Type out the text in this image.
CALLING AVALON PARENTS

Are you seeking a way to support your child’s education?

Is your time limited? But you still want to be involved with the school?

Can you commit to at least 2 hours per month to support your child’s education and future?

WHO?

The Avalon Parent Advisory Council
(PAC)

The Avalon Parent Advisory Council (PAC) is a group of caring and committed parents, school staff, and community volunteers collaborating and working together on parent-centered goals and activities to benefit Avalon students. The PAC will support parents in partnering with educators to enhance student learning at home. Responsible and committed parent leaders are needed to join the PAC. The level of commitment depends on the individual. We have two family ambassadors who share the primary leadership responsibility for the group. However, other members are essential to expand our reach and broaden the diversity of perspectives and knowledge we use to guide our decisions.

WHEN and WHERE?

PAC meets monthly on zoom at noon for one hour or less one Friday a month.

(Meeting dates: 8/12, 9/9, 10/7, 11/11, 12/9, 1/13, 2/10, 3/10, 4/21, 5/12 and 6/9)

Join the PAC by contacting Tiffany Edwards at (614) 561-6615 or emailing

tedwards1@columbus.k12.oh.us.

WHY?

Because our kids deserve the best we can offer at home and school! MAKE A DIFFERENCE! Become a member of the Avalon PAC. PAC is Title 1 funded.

--

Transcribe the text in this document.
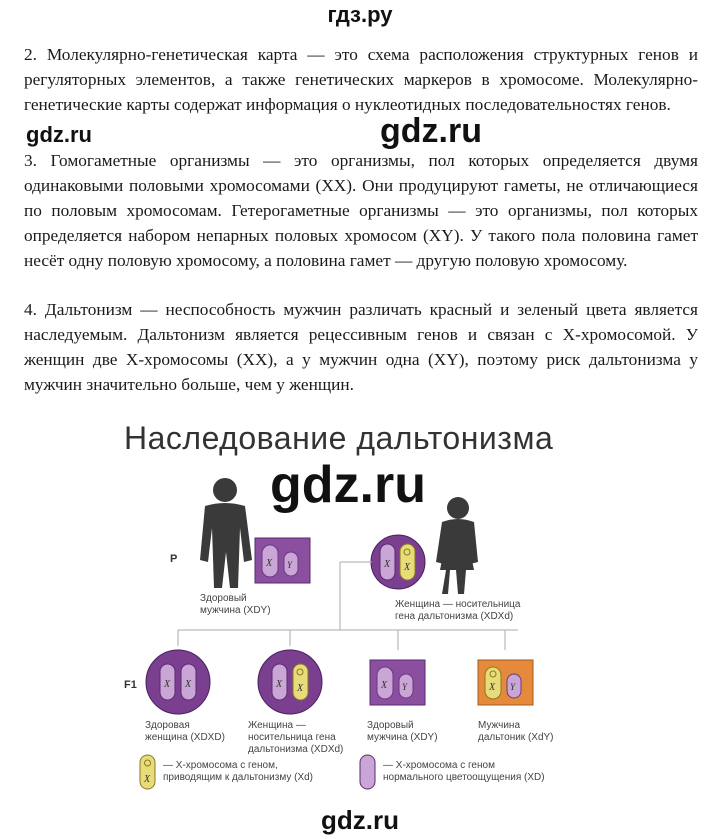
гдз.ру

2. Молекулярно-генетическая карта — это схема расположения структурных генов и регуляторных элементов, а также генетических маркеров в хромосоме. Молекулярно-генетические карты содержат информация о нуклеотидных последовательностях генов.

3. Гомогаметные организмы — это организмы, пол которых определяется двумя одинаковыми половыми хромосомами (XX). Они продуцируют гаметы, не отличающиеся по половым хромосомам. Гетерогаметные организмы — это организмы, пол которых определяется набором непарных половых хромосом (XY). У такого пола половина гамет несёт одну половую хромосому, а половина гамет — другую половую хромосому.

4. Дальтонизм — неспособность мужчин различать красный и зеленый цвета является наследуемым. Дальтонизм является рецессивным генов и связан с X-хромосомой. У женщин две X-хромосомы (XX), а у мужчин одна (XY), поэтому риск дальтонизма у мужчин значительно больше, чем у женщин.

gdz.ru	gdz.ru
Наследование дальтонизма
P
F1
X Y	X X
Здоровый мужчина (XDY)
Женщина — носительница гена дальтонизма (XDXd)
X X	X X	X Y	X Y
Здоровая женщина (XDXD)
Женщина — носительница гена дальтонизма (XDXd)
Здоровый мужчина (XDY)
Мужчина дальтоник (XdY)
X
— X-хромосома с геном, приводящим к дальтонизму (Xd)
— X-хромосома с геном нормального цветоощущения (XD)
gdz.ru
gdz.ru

* * *

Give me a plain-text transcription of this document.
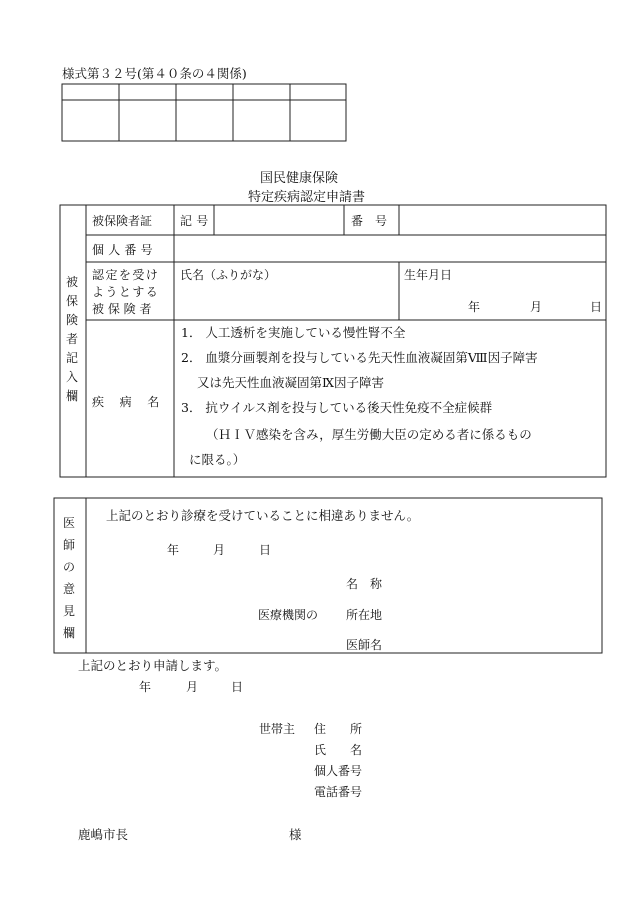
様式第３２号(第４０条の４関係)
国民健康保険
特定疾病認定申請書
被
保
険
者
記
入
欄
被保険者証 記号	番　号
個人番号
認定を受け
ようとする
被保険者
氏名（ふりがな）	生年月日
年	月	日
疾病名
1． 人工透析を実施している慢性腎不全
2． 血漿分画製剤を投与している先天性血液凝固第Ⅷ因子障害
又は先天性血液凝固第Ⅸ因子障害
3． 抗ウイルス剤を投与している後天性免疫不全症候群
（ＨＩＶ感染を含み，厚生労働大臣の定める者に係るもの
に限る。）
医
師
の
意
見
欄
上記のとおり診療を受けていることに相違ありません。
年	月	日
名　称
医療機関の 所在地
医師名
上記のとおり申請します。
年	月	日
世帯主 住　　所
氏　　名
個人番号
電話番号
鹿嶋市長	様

**Short task:** Within the records, how many lines include "генов"? The answer is the number and nothing else.

**Reply:** 2